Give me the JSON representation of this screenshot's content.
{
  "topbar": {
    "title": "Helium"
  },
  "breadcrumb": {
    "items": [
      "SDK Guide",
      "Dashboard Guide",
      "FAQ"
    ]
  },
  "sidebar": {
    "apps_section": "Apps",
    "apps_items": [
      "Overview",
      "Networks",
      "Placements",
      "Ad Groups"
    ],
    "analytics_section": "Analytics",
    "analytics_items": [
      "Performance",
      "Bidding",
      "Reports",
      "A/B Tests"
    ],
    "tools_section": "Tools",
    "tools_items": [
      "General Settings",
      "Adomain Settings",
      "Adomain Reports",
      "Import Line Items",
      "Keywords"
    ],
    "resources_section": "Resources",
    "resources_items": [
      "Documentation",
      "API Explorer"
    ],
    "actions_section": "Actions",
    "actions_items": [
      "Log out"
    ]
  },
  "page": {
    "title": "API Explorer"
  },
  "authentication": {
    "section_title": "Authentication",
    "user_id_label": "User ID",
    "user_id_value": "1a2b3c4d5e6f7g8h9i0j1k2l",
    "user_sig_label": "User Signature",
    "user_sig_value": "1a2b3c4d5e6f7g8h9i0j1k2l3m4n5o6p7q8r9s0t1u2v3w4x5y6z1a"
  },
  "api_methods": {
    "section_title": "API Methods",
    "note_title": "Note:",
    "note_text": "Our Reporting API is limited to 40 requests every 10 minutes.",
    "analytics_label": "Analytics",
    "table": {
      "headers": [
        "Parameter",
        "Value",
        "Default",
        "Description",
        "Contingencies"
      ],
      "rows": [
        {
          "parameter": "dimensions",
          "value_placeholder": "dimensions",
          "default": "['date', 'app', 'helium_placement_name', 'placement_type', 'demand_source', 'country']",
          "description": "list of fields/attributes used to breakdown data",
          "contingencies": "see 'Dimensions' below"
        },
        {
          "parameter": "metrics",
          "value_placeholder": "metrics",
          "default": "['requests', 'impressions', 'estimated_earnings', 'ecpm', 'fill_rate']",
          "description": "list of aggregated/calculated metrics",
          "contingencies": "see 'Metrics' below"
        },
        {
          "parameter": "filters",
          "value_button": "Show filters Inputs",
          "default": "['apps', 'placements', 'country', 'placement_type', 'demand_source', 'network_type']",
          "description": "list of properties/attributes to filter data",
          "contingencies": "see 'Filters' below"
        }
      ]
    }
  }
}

────────────────────

# WHAT YOU HAVE TO DO
From the listing above, extract all records word for word.

# OUTPUT OF THE TASK
Give me the JSON representation of this screenshot's content.
{
  "topbar": {
    "title": "Helium"
  },
  "breadcrumb": {
    "items": [
      "SDK Guide",
      "Dashboard Guide",
      "FAQ"
    ]
  },
  "sidebar": {
    "apps_section": "Apps",
    "apps_items": [
      "Overview",
      "Networks",
      "Placements",
      "Ad Groups"
    ],
    "analytics_section": "Analytics",
    "analytics_items": [
      "Performance",
      "Bidding",
      "Reports",
      "A/B Tests"
    ],
    "tools_section": "Tools",
    "tools_items": [
      "General Settings",
      "Adomain Settings",
      "Adomain Reports",
      "Import Line Items",
      "Keywords"
    ],
    "resources_section": "Resources",
    "resources_items": [
      "Documentation",
      "API Explorer"
    ],
    "actions_section": "Actions",
    "actions_items": [
      "Log out"
    ]
  },
  "page": {
    "title": "API Explorer"
  },
  "authentication": {
    "section_title": "Authentication",
    "user_id_label": "User ID",
    "user_id_value": "1a2b3c4d5e6f7g8h9i0j1k2l",
    "user_sig_label": "User Signature",
    "user_sig_value": "1a2b3c4d5e6f7g8h9i0j1k2l3m4n5o6p7q8r9s0t1u2v3w4x5y6z1a"
  },
  "api_methods": {
    "section_title": "API Methods",
    "note_title": "Note:",
    "note_text": "Our Reporting API is limited to 40 requests every 10 minutes.",
    "analytics_label": "Analytics",
    "table": {
      "headers": [
        "Parameter",
        "Value",
        "Default",
        "Description",
        "Contingencies"
      ],
      "rows": [
        {
          "parameter": "dimensions",
          "value_placeholder": "dimensions",
          "default": "['date', 'app', 'helium_placement_name', 'placement_type', 'demand_source', 'country']",
          "description": "list of fields/attributes used to breakdown data",
          "contingencies": "see 'Dimensions' below"
        },
        {
          "parameter": "metrics",
          "value_placeholder": "metrics",
          "default": "['requests', 'impressions', 'estimated_earnings', 'ecpm', 'fill_rate']",
          "description": "list of aggregated/calculated metrics",
          "contingencies": "see 'Metrics' below"
        },
        {
          "parameter": "filters",
          "value_button": "Show filters Inputs",
          "default": "['apps', 'placements', 'country', 'placement_type', 'demand_source', 'network_type']",
          "description": "list of properties/attributes to filter data",
          "contingencies": "see 'Filters' below"
        }
      ]
    }
  }
}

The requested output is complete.